**Task set**
• 1. List every U.S. state that the travel thread names, either spelled out or abbreviated, in the form the thread uses.
• 2. Write the next part of the travel thread, picking up after its last post.

# 11 days, 14 states…



## Geffellz18 (Oct 10, 2022)

and Unlimited memories made!

Note: This will be a long, pic heavy thread!

Just rolled back in from our trip to the Northeast. So happy to be back home safe & sound, but a hades of a trip was had…I hope you all enjoy the “ride along”!

The trip started with an early departure from NE GA @ 3am Friday Sept 30 for the longest single leg of our journey North. First stop was East Stroudsburg, PA for a two night stay to check out the Poconos Mountain region. It was really just a break point on the trip,  it decided to add a day to check the area out since we’ve never been in the area.
This area is the site of the Delaware Water Gap National Recreation Area. Lots of outdoor activities to enjoy in this area.
We stayed in a cabin right on the Delaware river-Directly across the water is New Jersey.




While in the area, we took time to visit the “Worlds largest General Store”-Country Junction & Gray Towers National Historic Site



Day 3, it was time to move on Northward-taking a detour for the day to tour NYC for the wife-but focused on different attractions we hadn’t experienced before-Governors island, Coney Island & Ground Zero most notably…


to be continued…


----------



## Geffellz18 (Oct 10, 2022)

Continuation of NYC…





The closest we’ve gotten to the Statue of Liberty…Got turned around due to a GPS mishap and happened upon this park in NJ. The wife caught a quick glimpse of the torch through some trees and I turned back around and bam, there she was. Went out to the end of the path and about got blown into the water from the wind to get some pics!


It was cold, rainy & extremely windy in NYC!

More to come!…


----------



## Geffellz18 (Oct 10, 2022)

Leaving NYC, it was time to head to our actual primary destination point-Lincoln, NH in the heart of the White Mountains. The timing of the trip was strategic to catch the peak foliage for that region, and I believe we hit it just right…!

Day 4:

The “Basin”




The forecast stated that the Great North Woods was at peak, while the White Mountain area was 60-80% to peak, so we ventured further northward-About 20-30 minutes from the Canadian border. It was actually past peak in my opinion, but we happened upon Weeks State Park, which had an old fire tower on the summit you could climb to catch the views. We enjoyed a picnic(upside down apparently!) while at the summit too!




more to come….


----------



## Geffellz18 (Oct 10, 2022)

Leaving the State park, we headed east towards Mt. Washington to do a large loop through the region before heading back to the resort.
Caught a few nice shots as the sun was setting and the moon was rising…






Day 5-Was all about Maine-Made our way to the coast for the day…



Stay tuned-this is just day 5, remember!


----------



## Geffellz18 (Oct 10, 2022)

Up and at it on Day 6, we switched gears and trekked into Boston. The wife and I both have always wanted to catch a Red Sox game and it just so happened that their final game of the season was @4:10, so we took the opportunity to go. Glad we did! Neat experience.
Was another rainy day though…Only days it was rainy was when we hit the big cities other than a brief shower one other day!

**Data provided**
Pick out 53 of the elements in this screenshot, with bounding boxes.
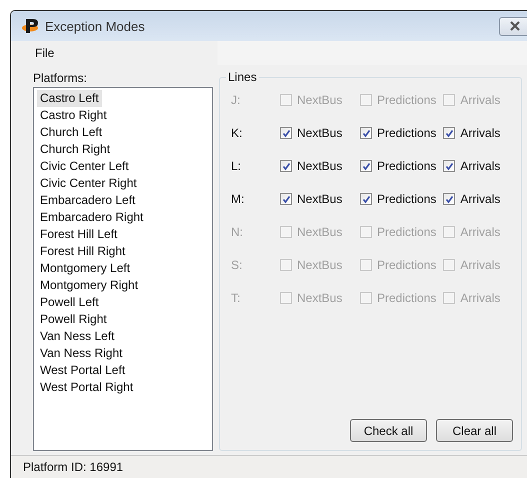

**Answer set**
• 1. GA, PA, New Jersey (also NJ), NH, Maine

• 2.
Lunched at Faneuil Hall-Even up here in Boston, they had the Bama game replaying just for us Bama fans! ?


On to Day 7…Leaving out of the White Mountain region & headed to the Berkshires in Western Massachusetts for a few days.
a few shots on our way there in New Hampshire & Vermont…

One of my favorite pics of the entire trip. Was hoping to catch a good mirror image shot. Think this one achieved the goal and then some!




Past halfway point now….still lots more to come!!!


----------



## Geffellz18 (Oct 10, 2022)

Still day 7, now in the Berkshires, where there’s high tea & crumpets abound! Seriously though, just another mountain area that’s become a touristy area for winter snow sports…
Before heading to the resort, trekked to the summit of Mt. Greylock. There’s a Veterans memorial tower at the top for viewing…From it, you can see the Berkshire(MA), Green(VT), Catskill(NY), & Adirondack(NY) ranges.

This area hasn’t yet started to peak with the foliage, but we were visiting this area since we haven’t before, so no issues there!






Day 8 was just a day to rest up a bit, staying close to the resort area, & traveling into Albany, NY to see what it was all about!

High Lawn Farms, MA



Day 8 continued on next post….


----------



## Geffellz18 (Oct 10, 2022)

Continuation of Day 8…

Western MA



Albany

Worlds largest “Nipper”! The RCA dog.


But wait, there’s more!


----------



## Geffellz18 (Oct 10, 2022)

Day 9, we spent a little time in the Berkshires area before venturing up into the Adirondacks of upstate NY…

Ioka Farms-A maple & beef producing farm located right outside of the resort.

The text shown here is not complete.